Source data
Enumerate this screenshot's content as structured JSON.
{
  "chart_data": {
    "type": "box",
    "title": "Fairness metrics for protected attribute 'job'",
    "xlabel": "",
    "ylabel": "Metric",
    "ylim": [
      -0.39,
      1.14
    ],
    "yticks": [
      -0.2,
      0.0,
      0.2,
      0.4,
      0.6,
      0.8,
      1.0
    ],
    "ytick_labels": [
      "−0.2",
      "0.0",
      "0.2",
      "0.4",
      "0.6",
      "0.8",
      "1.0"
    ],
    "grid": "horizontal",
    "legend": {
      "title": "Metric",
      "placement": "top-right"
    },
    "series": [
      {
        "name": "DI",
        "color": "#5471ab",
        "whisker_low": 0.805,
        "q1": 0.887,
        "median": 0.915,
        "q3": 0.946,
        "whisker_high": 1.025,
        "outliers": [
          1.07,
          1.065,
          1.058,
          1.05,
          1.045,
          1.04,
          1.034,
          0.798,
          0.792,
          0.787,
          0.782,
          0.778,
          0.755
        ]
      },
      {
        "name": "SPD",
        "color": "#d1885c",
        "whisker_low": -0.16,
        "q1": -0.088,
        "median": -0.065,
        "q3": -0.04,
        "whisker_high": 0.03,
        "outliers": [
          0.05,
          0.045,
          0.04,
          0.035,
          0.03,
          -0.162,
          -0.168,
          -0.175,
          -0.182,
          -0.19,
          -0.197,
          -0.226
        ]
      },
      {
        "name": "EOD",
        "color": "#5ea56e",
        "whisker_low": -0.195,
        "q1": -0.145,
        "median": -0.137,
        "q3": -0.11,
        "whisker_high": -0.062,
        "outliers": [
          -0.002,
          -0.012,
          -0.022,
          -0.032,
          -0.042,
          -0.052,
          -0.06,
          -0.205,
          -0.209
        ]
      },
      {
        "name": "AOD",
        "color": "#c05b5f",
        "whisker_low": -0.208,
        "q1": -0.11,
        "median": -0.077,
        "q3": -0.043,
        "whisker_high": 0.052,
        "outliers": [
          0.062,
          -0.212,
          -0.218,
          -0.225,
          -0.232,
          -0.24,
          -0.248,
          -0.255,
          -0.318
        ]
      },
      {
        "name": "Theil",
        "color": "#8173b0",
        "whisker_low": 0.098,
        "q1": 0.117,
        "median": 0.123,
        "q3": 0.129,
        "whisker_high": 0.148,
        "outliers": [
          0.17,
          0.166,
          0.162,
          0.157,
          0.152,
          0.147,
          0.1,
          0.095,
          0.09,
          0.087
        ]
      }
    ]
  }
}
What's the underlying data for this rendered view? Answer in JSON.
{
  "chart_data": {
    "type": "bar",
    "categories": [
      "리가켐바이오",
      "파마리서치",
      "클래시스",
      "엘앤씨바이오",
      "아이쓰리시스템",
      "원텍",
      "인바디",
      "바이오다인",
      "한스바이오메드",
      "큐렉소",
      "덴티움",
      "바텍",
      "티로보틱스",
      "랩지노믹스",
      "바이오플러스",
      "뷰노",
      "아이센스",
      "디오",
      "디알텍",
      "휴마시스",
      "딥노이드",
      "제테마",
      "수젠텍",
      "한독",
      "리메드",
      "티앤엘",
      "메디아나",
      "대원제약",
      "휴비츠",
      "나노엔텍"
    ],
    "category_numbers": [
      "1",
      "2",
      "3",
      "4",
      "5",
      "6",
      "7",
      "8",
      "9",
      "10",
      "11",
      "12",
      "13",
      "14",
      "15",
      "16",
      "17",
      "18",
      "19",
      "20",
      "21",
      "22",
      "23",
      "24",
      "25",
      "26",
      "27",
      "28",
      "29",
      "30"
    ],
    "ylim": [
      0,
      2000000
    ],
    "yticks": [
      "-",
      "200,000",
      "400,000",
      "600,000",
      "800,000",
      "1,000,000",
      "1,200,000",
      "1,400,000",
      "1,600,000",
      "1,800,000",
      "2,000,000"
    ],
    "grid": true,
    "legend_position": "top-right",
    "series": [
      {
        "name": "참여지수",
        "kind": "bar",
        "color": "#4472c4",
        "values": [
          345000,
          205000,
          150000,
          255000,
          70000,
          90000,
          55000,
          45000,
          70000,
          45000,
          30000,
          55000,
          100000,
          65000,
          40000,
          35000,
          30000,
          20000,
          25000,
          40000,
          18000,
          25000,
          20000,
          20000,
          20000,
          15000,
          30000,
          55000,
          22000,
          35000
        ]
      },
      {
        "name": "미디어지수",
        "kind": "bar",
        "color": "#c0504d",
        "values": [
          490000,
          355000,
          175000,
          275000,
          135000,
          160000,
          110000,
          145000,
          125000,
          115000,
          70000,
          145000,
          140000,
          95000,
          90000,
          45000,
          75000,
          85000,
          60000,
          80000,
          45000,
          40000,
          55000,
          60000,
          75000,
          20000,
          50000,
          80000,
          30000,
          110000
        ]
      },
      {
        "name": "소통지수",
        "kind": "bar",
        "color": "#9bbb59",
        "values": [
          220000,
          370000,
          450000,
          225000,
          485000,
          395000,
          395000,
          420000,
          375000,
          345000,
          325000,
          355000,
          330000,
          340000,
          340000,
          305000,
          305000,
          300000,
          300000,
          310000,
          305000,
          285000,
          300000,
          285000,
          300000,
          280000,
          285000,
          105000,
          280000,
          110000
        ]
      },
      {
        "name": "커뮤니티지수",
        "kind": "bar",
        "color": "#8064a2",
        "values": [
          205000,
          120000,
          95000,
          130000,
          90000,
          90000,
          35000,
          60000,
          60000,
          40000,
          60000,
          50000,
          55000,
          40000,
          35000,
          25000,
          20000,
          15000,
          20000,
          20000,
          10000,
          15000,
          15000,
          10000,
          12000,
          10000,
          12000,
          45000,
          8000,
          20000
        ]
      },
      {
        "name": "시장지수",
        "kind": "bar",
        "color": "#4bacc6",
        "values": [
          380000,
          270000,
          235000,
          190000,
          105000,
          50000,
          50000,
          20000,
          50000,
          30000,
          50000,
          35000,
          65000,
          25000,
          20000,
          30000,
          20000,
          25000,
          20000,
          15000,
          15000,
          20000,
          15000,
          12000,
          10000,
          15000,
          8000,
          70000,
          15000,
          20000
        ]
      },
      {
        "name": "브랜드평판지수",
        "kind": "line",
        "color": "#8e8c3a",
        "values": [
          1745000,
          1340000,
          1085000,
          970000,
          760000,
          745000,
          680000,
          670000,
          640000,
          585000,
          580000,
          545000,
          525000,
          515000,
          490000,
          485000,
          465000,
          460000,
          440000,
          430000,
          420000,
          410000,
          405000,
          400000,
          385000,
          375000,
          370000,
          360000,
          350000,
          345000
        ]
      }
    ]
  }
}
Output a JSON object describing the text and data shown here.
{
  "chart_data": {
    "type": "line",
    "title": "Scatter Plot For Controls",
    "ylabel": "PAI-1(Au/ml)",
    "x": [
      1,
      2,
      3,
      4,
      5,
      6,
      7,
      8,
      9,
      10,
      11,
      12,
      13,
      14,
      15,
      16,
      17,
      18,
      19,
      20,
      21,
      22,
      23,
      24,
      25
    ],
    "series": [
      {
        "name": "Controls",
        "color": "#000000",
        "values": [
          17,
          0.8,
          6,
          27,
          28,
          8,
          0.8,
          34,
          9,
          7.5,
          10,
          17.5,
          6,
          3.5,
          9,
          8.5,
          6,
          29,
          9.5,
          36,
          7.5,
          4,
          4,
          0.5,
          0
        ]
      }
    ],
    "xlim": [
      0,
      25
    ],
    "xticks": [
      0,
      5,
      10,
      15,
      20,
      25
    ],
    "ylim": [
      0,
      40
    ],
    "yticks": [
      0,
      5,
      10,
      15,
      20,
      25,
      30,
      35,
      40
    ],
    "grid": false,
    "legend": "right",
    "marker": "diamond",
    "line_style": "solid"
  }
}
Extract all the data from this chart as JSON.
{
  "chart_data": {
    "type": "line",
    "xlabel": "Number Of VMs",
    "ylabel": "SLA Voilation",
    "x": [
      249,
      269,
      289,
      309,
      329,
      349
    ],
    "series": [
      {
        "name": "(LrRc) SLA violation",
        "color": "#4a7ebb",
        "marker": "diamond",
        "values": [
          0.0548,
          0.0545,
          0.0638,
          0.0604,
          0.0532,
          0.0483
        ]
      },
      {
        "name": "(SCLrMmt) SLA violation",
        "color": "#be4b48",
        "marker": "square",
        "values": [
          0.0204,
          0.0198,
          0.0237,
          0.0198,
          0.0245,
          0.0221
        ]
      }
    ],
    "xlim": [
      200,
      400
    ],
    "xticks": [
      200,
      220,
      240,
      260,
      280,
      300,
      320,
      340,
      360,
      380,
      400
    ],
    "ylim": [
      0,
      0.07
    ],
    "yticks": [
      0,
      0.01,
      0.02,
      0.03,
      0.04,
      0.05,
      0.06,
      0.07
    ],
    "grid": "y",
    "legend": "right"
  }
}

**CHALLENGE:**
Copy each line that contains the word "right".

**ANSWER:**
      "placement": "top-right"
    "legend_position": "top-right",
    "legend": "right",
    "legend": "right"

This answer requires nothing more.